[Dataset records]
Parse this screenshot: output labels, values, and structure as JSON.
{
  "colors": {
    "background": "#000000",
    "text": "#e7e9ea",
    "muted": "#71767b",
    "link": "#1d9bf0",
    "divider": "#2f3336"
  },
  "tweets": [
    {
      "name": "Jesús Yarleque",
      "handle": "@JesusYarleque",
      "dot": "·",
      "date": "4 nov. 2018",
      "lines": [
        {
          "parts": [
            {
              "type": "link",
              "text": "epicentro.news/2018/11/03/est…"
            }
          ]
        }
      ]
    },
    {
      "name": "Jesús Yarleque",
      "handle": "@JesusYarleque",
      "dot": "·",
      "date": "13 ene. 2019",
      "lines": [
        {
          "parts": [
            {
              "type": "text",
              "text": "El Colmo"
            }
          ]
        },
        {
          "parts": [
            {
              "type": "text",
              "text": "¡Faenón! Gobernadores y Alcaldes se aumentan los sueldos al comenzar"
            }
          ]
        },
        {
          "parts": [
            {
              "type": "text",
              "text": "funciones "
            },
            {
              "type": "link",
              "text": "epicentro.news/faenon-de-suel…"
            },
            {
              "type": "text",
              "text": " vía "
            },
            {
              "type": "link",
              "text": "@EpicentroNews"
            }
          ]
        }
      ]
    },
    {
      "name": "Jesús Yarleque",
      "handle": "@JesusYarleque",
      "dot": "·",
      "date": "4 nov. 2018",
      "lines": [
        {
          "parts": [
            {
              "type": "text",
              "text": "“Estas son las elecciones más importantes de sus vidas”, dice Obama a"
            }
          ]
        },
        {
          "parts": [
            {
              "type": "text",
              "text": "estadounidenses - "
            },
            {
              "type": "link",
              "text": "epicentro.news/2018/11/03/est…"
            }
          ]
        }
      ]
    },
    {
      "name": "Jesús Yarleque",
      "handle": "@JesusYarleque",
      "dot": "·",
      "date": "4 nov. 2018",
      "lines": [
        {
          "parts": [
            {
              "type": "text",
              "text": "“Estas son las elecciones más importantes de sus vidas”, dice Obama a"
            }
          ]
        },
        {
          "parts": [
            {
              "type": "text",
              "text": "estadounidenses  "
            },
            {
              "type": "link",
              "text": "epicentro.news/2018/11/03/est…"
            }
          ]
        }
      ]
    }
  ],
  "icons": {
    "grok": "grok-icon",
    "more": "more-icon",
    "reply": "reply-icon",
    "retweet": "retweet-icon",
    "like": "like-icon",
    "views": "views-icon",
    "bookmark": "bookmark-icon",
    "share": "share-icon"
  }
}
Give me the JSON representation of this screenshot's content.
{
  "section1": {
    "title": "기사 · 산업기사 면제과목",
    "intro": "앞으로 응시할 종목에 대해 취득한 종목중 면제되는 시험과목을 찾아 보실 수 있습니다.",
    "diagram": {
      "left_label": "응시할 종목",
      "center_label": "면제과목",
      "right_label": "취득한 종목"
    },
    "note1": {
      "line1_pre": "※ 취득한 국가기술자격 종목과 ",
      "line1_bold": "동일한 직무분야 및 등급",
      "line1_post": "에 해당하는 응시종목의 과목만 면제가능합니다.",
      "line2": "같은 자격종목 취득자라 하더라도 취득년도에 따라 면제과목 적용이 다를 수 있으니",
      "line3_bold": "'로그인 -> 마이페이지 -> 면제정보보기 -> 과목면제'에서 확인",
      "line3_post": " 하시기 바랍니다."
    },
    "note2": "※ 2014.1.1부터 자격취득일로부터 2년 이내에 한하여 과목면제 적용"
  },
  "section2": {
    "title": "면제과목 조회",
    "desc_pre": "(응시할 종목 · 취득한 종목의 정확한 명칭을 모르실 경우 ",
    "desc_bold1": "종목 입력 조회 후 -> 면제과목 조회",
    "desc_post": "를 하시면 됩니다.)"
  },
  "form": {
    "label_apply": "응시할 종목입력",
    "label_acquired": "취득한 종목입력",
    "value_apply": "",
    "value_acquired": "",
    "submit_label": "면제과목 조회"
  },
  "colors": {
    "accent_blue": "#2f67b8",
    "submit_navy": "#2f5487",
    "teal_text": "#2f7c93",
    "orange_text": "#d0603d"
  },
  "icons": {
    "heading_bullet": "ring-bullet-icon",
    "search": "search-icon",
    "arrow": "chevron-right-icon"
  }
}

### Task directions
Reproduce all the records precisely.

### Reply to the exercise
Parse this screenshot: output labels, values, and structure as JSON.
{
  "colors": {
    "background": "#000000",
    "text": "#e7e9ea",
    "muted": "#71767b",
    "link": "#1d9bf0",
    "divider": "#2f3336"
  },
  "tweets": [
    {
      "name": "Jesús Yarleque",
      "handle": "@JesusYarleque",
      "dot": "·",
      "date": "4 nov. 2018",
      "lines": [
        {
          "parts": [
            {
              "type": "link",
              "text": "epicentro.news/2018/11/03/est…"
            }
          ]
        }
      ]
    },
    {
      "name": "Jesús Yarleque",
      "handle": "@JesusYarleque",
      "dot": "·",
      "date": "13 ene. 2019",
      "lines": [
        {
          "parts": [
            {
              "type": "text",
              "text": "El Colmo"
            }
          ]
        },
        {
          "parts": [
            {
              "type": "text",
              "text": "¡Faenón! Gobernadores y Alcaldes se aumentan los sueldos al comenzar"
            }
          ]
        },
        {
          "parts": [
            {
              "type": "text",
              "text": "funciones "
            },
            {
              "type": "link",
              "text": "epicentro.news/faenon-de-suel…"
            },
            {
              "type": "text",
              "text": " vía "
            },
            {
              "type": "link",
              "text": "@EpicentroNews"
            }
          ]
        }
      ]
    },
    {
      "name": "Jesús Yarleque",
      "handle": "@JesusYarleque",
      "dot": "·",
      "date": "4 nov. 2018",
      "lines": [
        {
          "parts": [
            {
              "type": "text",
              "text": "“Estas son las elecciones más importantes de sus vidas”, dice Obama a"
            }
          ]
        },
        {
          "parts": [
            {
              "type": "text",
              "text": "estadounidenses - "
            },
            {
              "type": "link",
              "text": "epicentro.news/2018/11/03/est…"
            }
          ]
        }
      ]
    },
    {
      "name": "Jesús Yarleque",
      "handle": "@JesusYarleque",
      "dot": "·",
      "date": "4 nov. 2018",
      "lines": [
        {
          "parts": [
            {
              "type": "text",
              "text": "“Estas son las elecciones más importantes de sus vidas”, dice Obama a"
            }
          ]
        },
        {
          "parts": [
            {
              "type": "text",
              "text": "estadounidenses  "
            },
            {
              "type": "link",
              "text": "epicentro.news/2018/11/03/est…"
            }
          ]
        }
      ]
    }
  ],
  "icons": {
    "grok": "grok-icon",
    "more": "more-icon",
    "reply": "reply-icon",
    "retweet": "retweet-icon",
    "like": "like-icon",
    "views": "views-icon",
    "bookmark": "bookmark-icon",
    "share": "share-icon"
  }
}
Give me the JSON representation of this screenshot's content.
{
  "section1": {
    "title": "기사 · 산업기사 면제과목",
    "intro": "앞으로 응시할 종목에 대해 취득한 종목중 면제되는 시험과목을 찾아 보실 수 있습니다.",
    "diagram": {
      "left_label": "응시할 종목",
      "center_label": "면제과목",
      "right_label": "취득한 종목"
    },
    "note1": {
      "line1_pre": "※ 취득한 국가기술자격 종목과 ",
      "line1_bold": "동일한 직무분야 및 등급",
      "line1_post": "에 해당하는 응시종목의 과목만 면제가능합니다.",
      "line2": "같은 자격종목 취득자라 하더라도 취득년도에 따라 면제과목 적용이 다를 수 있으니",
      "line3_bold": "'로그인 -> 마이페이지 -> 면제정보보기 -> 과목면제'에서 확인",
      "line3_post": " 하시기 바랍니다."
    },
    "note2": "※ 2014.1.1부터 자격취득일로부터 2년 이내에 한하여 과목면제 적용"
  },
  "section2": {
    "title": "면제과목 조회",
    "desc_pre": "(응시할 종목 · 취득한 종목의 정확한 명칭을 모르실 경우 ",
    "desc_bold1": "종목 입력 조회 후 -> 면제과목 조회",
    "desc_post": "를 하시면 됩니다.)"
  },
  "form": {
    "label_apply": "응시할 종목입력",
    "label_acquired": "취득한 종목입력",
    "value_apply": "",
    "value_acquired": "",
    "submit_label": "면제과목 조회"
  },
  "colors": {
    "accent_blue": "#2f67b8",
    "submit_navy": "#2f5487",
    "teal_text": "#2f7c93",
    "orange_text": "#d0603d"
  },
  "icons": {
    "heading_bullet": "ring-bullet-icon",
    "search": "search-icon",
    "arrow": "chevron-right-icon"
  }
}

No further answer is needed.